Le mystère du Masque de Fer s’apprête à être revisité d’une manière totalement inédite. La série documentaire « Le Masque de Fer », diffusée à partir de février 2026 sur Planète Plus, marque un tournant dans l’histoire du genre : toutes ses reconstitutions historiques, soit 110 minutes, sont générées par intelligence artificielle. Une première mondiale qui interroge autant qu’elle fascine.
Une production révolutionnaire de 4 épisodes
Composée de quatre épisodes de 30 minutes, la série explore l’énigme de ce prisonnier mystérieux qui a croupi 34 ans dans les geôles royales, sans que son identité ne soit jamais formellement établie. Grâce à l’IA, l’équipe de production a pu créer des décors, des costumes et des scènes d’une richesse visuelle qu’un budget classique n’aurait jamais permis de financer. « L’IA, c’est un peu comme un instrument de musique, explique Enora Contant, directrice des documentaires chez Ah Production. Une fois que vous maîtrisez l’instrument, vous commencez à interpréter. »

----------

§ Consigne A:
Reproduisez tel quel le passage de l'article sur la série « Le Masque de Fer » qui va de "Le mystère du" à "autant qu’elle fascine.".
§ Consigne B:
Écrivez la suite de l'article sur la série « Le Masque de Fer », à partir de sa dernière phrase.

§ Informations:
----------

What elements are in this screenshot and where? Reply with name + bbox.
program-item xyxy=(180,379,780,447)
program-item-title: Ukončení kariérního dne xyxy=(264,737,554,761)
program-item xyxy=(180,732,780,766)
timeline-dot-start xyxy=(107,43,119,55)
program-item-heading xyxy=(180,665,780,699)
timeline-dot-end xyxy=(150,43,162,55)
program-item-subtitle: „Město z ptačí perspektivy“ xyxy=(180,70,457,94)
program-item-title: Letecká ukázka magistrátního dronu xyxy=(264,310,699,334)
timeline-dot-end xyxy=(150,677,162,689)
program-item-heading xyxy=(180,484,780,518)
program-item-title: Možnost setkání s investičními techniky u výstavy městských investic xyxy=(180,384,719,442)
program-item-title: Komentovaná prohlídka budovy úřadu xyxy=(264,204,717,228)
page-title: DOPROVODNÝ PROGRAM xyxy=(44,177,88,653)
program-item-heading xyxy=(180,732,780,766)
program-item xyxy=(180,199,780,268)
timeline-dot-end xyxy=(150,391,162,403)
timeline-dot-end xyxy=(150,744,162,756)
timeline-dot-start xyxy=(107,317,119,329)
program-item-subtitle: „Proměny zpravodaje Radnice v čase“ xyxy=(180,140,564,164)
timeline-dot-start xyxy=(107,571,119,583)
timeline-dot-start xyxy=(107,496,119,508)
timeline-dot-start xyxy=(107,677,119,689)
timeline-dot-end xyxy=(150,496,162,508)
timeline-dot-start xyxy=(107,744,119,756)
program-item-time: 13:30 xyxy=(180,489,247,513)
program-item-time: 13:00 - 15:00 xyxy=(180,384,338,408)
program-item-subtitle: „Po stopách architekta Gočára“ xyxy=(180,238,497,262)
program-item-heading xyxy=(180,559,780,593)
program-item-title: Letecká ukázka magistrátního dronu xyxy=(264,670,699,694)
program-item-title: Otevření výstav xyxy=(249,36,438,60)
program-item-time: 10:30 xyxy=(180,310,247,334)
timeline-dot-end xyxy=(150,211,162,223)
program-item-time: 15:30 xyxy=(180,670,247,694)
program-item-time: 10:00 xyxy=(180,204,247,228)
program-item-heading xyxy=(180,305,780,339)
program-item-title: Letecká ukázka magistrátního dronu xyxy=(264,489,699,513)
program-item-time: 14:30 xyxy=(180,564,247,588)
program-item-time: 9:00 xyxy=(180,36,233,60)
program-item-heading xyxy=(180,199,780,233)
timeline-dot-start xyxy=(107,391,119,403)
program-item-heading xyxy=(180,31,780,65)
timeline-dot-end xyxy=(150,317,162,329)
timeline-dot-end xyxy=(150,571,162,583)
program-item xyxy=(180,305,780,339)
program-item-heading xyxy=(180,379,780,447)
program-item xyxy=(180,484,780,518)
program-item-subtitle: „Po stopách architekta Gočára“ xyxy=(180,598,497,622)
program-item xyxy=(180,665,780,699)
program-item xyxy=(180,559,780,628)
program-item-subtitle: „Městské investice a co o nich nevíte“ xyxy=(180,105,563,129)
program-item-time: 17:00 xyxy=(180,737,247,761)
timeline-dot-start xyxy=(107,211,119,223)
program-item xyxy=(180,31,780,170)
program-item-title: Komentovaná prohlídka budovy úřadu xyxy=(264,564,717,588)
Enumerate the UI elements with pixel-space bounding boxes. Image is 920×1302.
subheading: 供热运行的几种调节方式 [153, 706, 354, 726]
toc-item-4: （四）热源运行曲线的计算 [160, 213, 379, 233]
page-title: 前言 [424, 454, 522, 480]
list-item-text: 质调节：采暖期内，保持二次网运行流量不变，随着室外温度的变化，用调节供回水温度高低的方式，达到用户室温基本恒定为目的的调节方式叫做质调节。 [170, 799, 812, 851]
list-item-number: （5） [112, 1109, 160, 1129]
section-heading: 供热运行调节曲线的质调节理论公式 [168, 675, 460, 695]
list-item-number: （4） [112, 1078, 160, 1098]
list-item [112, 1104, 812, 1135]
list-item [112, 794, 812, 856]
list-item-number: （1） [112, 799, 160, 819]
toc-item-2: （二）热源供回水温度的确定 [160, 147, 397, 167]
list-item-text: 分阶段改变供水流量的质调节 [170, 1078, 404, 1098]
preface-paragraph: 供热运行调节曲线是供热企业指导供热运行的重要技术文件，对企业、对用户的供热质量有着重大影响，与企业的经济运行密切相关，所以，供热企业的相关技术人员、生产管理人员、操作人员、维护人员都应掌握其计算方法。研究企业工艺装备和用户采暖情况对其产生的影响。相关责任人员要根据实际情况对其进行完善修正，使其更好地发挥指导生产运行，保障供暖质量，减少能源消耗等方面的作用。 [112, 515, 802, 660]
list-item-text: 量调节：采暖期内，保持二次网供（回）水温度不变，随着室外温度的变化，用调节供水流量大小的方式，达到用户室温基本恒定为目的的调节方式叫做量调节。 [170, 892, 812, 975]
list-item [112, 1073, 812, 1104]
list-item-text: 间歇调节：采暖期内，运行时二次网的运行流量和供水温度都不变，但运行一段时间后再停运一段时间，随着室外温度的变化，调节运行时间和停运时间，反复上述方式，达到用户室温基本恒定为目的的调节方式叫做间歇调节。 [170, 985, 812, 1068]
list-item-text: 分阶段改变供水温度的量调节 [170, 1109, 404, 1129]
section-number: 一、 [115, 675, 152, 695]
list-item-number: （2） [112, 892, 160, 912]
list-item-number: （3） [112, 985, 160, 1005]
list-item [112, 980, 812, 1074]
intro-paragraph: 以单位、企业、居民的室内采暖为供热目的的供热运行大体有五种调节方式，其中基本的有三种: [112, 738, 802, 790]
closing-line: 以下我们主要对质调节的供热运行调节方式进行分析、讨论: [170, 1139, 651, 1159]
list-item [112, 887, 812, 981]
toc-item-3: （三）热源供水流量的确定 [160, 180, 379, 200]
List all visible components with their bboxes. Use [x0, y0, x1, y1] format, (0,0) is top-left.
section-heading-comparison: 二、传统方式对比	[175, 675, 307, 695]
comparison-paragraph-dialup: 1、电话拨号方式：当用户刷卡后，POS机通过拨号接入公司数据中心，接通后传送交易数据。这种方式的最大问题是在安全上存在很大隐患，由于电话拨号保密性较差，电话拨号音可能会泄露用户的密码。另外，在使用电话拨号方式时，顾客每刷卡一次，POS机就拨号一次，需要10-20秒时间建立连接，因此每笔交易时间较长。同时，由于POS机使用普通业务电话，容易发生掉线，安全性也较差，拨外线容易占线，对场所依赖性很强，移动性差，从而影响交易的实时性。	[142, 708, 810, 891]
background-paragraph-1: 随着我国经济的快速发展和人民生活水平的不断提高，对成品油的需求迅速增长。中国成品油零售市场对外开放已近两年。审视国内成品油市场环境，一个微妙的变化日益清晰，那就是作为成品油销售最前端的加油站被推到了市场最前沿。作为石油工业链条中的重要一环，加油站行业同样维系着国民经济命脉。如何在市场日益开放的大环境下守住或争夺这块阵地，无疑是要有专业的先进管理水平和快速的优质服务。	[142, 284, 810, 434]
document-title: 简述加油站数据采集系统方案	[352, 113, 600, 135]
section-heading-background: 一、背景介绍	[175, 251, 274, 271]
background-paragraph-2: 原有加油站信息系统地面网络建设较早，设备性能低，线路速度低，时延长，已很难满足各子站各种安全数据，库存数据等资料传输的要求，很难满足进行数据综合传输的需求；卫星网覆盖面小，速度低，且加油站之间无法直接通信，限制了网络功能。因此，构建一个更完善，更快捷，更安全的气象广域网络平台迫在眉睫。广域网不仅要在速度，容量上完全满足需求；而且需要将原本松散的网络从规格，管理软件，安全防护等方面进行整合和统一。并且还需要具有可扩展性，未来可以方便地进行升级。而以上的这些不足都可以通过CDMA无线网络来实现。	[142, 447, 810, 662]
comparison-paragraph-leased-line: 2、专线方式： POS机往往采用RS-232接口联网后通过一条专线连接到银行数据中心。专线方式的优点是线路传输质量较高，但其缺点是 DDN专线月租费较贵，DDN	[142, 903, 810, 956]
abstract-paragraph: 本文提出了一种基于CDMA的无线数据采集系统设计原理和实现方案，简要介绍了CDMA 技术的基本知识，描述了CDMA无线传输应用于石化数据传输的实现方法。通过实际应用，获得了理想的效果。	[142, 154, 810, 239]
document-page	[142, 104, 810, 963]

----------

§ Zone de réponse A:
Le mystère du Masque de Fer s’apprête à être revisité d’une manière totalement inédite. La série documentaire « Le Masque de Fer », diffusée à partir de février 2026 sur Planète Plus, marque un tournant dans l’histoire du genre : toutes ses reconstitutions historiques, soit 110 minutes, sont générées par intelligence artificielle. Une première mondiale qui interroge autant qu’elle fascine.

§ Zone de réponse B:
Un défi technique et éthique
Le recours à l’intelligence artificielle n’a pas été simple. L’équipe a dû relever le défi de la continuité entre les plans et de la cohérence historique, tout en évitant les aberrations visuelles. Des historiens ont supervisé chaque détail pour garantir la fiabilité du contenu. Par ailleurs, une charte éthique stricte a été établie, et des comédiens ont été conservés pour les voix, comme Pierre-Alain de Garrigue qui prête sa voix à Louis XIV. « L’objectif est d’offrir la force de la fiction pour raconter l’histoire », précise Enora Contant.
Un accueil contrasté selon les générations
Cette approche divise. Le public traditionnel des documentaires scrute les erreurs potentielles, tandis que les plus jeunes y adhèrent naturellement. « Ma fille de 13 ans a adoré, témoigne la productrice. J’ai réussi à la tenir devant un documentaire d’histoire pendant 2 heures. » Un signe que l’IA pourrait bien renouveler l’attrait pour les récits historiques, en les rendant plus accessibles et visuellement spectaculaires.
Avec « Le Masque de Fer », Planète Plus et Ah Production ouvrent la voie à une nouvelle ère du documentaire, où l’intelligence artificielle devient un outil créatif à part entière, au service de la mémoire et de la connaissance.